## Task item:
Search the material for "disease" and show all lines that contain it.

## Data supplied:
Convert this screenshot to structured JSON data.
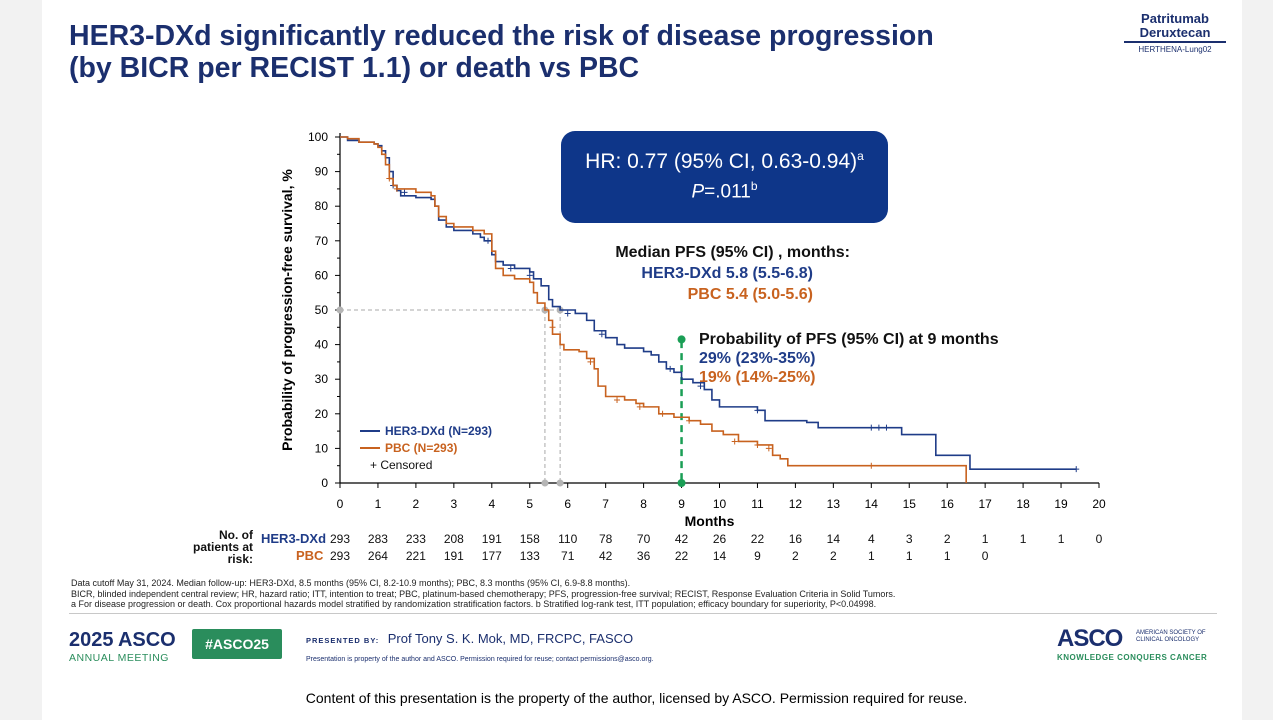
{
  "title": {
    "line1": "HER3-DXd significantly reduced the risk of disease progression",
    "line2": "(by BICR per RECIST 1.1) or death vs PBC"
  },
  "brand": {
    "name1": "Patritumab",
    "name2": "Deruxtecan",
    "trial": "HERTHENA-Lung02"
  },
  "hr_box": {
    "hr_text": "HR: 0.77 (95% CI, 0.63-0.94)",
    "hr_sup": "a",
    "p_label": "P",
    "p_value": "=.011",
    "p_sup": "b"
  },
  "median": {
    "heading": "Median PFS (95% CI) , months:",
    "her3": "HER3-DXd 5.8 (5.5-6.8)",
    "pbc": "PBC 5.4 (5.0-5.6)"
  },
  "probability": {
    "heading": "Probability of PFS (95% CI) at 9 months",
    "her3": "29% (23%-35%)",
    "pbc": "19% (14%-25%)"
  },
  "colors": {
    "her3": "#1f3c88",
    "pbc": "#c8621f",
    "marker": "#1a9e55",
    "box": "#0e3689",
    "title": "#1b2f6e"
  },
  "chart_data": {
    "type": "line",
    "subtype": "kaplan-meier",
    "xlabel": "Months",
    "ylabel": "Probability of progression-free survival, %",
    "xlim": [
      0,
      20
    ],
    "ylim": [
      0,
      100
    ],
    "xticks": [
      0,
      1,
      2,
      3,
      4,
      5,
      6,
      7,
      8,
      9,
      10,
      11,
      12,
      13,
      14,
      15,
      16,
      17,
      18,
      19,
      20
    ],
    "yticks": [
      0,
      10,
      20,
      30,
      40,
      50,
      60,
      70,
      80,
      90,
      100
    ],
    "legend_position": "bottom-left",
    "legend": {
      "her3": "HER3-DXd (N=293)",
      "pbc": "PBC (N=293)",
      "censored": "+ Censored"
    },
    "series": [
      {
        "name": "HER3-DXd (N=293)",
        "key": "her3",
        "points": [
          [
            0,
            100
          ],
          [
            0.1,
            100
          ],
          [
            0.2,
            99
          ],
          [
            0.5,
            98.5
          ],
          [
            0.9,
            98
          ],
          [
            1.0,
            97.5
          ],
          [
            1.1,
            96
          ],
          [
            1.2,
            94
          ],
          [
            1.3,
            90
          ],
          [
            1.4,
            86
          ],
          [
            1.5,
            84.5
          ],
          [
            1.6,
            83
          ],
          [
            2.0,
            82.5
          ],
          [
            2.4,
            82
          ],
          [
            2.5,
            80
          ],
          [
            2.6,
            76
          ],
          [
            2.8,
            74
          ],
          [
            3.0,
            73
          ],
          [
            3.5,
            72
          ],
          [
            3.7,
            71
          ],
          [
            3.8,
            70
          ],
          [
            4.0,
            66
          ],
          [
            4.1,
            64
          ],
          [
            4.3,
            63
          ],
          [
            4.6,
            62
          ],
          [
            5.0,
            61
          ],
          [
            5.1,
            59
          ],
          [
            5.3,
            57
          ],
          [
            5.5,
            53
          ],
          [
            5.6,
            51
          ],
          [
            5.8,
            50
          ],
          [
            6.2,
            49
          ],
          [
            6.5,
            47
          ],
          [
            6.7,
            44
          ],
          [
            7.0,
            42
          ],
          [
            7.3,
            40
          ],
          [
            7.5,
            39
          ],
          [
            8.0,
            38
          ],
          [
            8.2,
            37
          ],
          [
            8.4,
            35
          ],
          [
            8.6,
            33
          ],
          [
            8.8,
            32
          ],
          [
            9.0,
            30
          ],
          [
            9.3,
            29
          ],
          [
            9.6,
            27
          ],
          [
            9.8,
            24
          ],
          [
            10.0,
            22
          ],
          [
            10.8,
            22
          ],
          [
            11.0,
            21
          ],
          [
            11.2,
            18
          ],
          [
            12.3,
            17.5
          ],
          [
            12.6,
            16
          ],
          [
            13.8,
            16
          ],
          [
            14.4,
            16
          ],
          [
            14.8,
            14
          ],
          [
            15.6,
            14
          ],
          [
            15.7,
            8
          ],
          [
            16.4,
            8
          ],
          [
            16.6,
            4
          ],
          [
            19.4,
            4
          ]
        ],
        "censored": [
          [
            1.4,
            86
          ],
          [
            1.7,
            84
          ],
          [
            3.9,
            70
          ],
          [
            4.5,
            62
          ],
          [
            5.0,
            60
          ],
          [
            6.0,
            49
          ],
          [
            6.9,
            43
          ],
          [
            8.7,
            33
          ],
          [
            9.5,
            28
          ],
          [
            11.0,
            21
          ],
          [
            14.0,
            16
          ],
          [
            14.2,
            16
          ],
          [
            14.4,
            16
          ],
          [
            19.4,
            4
          ]
        ]
      },
      {
        "name": "PBC (N=293)",
        "key": "pbc",
        "points": [
          [
            0,
            100
          ],
          [
            0.2,
            99.5
          ],
          [
            0.5,
            98.5
          ],
          [
            0.9,
            98
          ],
          [
            1.0,
            97
          ],
          [
            1.1,
            95
          ],
          [
            1.2,
            92
          ],
          [
            1.3,
            88
          ],
          [
            1.4,
            86
          ],
          [
            1.5,
            85
          ],
          [
            2.0,
            84
          ],
          [
            2.4,
            83
          ],
          [
            2.5,
            80
          ],
          [
            2.6,
            77
          ],
          [
            2.8,
            75
          ],
          [
            3.0,
            74
          ],
          [
            3.5,
            73
          ],
          [
            3.8,
            72
          ],
          [
            4.0,
            67
          ],
          [
            4.1,
            62
          ],
          [
            4.3,
            60
          ],
          [
            4.6,
            59
          ],
          [
            5.0,
            58
          ],
          [
            5.1,
            55
          ],
          [
            5.2,
            52
          ],
          [
            5.4,
            50
          ],
          [
            5.5,
            47
          ],
          [
            5.6,
            43
          ],
          [
            5.8,
            40
          ],
          [
            5.9,
            38.5
          ],
          [
            6.3,
            38
          ],
          [
            6.5,
            36
          ],
          [
            6.7,
            33
          ],
          [
            6.8,
            28
          ],
          [
            7.0,
            25
          ],
          [
            7.5,
            24
          ],
          [
            7.8,
            23
          ],
          [
            8.0,
            22
          ],
          [
            8.4,
            20
          ],
          [
            8.8,
            19
          ],
          [
            9.2,
            18
          ],
          [
            9.5,
            17
          ],
          [
            9.8,
            15
          ],
          [
            10.1,
            14
          ],
          [
            10.5,
            12
          ],
          [
            11.0,
            11
          ],
          [
            11.4,
            8
          ],
          [
            11.6,
            7
          ],
          [
            11.8,
            5
          ],
          [
            12.5,
            5
          ],
          [
            16.4,
            5
          ],
          [
            16.5,
            0
          ]
        ],
        "censored": [
          [
            1.3,
            88
          ],
          [
            1.5,
            85
          ],
          [
            5.6,
            45
          ],
          [
            6.6,
            35
          ],
          [
            7.3,
            24
          ],
          [
            7.9,
            22
          ],
          [
            8.5,
            20
          ],
          [
            9.2,
            18
          ],
          [
            10.4,
            12
          ],
          [
            11.0,
            11
          ],
          [
            11.3,
            10
          ],
          [
            14.0,
            5
          ]
        ]
      }
    ],
    "median_markers": [
      {
        "x": 5.4,
        "y": 50
      },
      {
        "x": 5.8,
        "y": 50
      }
    ],
    "landmark": {
      "x": 9,
      "label": "9 months"
    },
    "risk_table": {
      "title": "No. of patients at risk:",
      "months": [
        0,
        1,
        2,
        3,
        4,
        5,
        6,
        7,
        8,
        9,
        10,
        11,
        12,
        13,
        14,
        15,
        16,
        17,
        18,
        19,
        20
      ],
      "her3_label": "HER3-DXd",
      "pbc_label": "PBC",
      "her3": [
        "293",
        "283",
        "233",
        "208",
        "191",
        "158",
        "110",
        "78",
        "70",
        "42",
        "26",
        "22",
        "16",
        "14",
        "4",
        "3",
        "2",
        "1",
        "1",
        "1",
        "0"
      ],
      "pbc": [
        "293",
        "264",
        "221",
        "191",
        "177",
        "133",
        "71",
        "42",
        "36",
        "22",
        "14",
        "9",
        "2",
        "2",
        "1",
        "1",
        "1",
        "0",
        "",
        "",
        ""
      ]
    }
  },
  "footnotes": [
    "Data cutoff May 31, 2024. Median follow-up: HER3-DXd, 8.5 months (95% CI, 8.2-10.9 months); PBC, 8.3 months (95% CI, 6.9-8.8 months).",
    "BICR, blinded independent central review; HR, hazard ratio; ITT, intention to treat; PBC, platinum-based chemotherapy; PFS, progression-free survival; RECIST, Response Evaluation Criteria in Solid Tumors.",
    "a For disease progression or death. Cox proportional hazards model stratified by randomization stratification factors. b Stratified log-rank test, ITT population; efficacy boundary for superiority, P<0.04998."
  ],
  "footer": {
    "meeting_year": "2025",
    "meeting_brand": "ASCO",
    "meeting_label": "ANNUAL MEETING",
    "hashtag": "#ASCO25",
    "presented_by": "PRESENTED BY:",
    "presenter": "Prof Tony S. K. Mok, MD, FRCPC, FASCO",
    "property_note": "Presentation is property of the author and ASCO. Permission required for reuse; contact permissions@asco.org.",
    "asco_logo": "ASCO",
    "society": "AMERICAN SOCIETY OF CLINICAL ONCOLOGY",
    "tagline": "KNOWLEDGE CONQUERS CANCER"
  },
  "copyright": "Content of this presentation is the property of the author, licensed by ASCO. Permission required for reuse."
}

## Output for this task:
    "line1": "HER3-DXd significantly reduced the risk of disease progression",
    "a For disease progression or death. Cox proportional hazards model stratified by randomization stratification factors. b Stratified log-rank test, ITT population; efficacy boundary for superiority, P<0.04998."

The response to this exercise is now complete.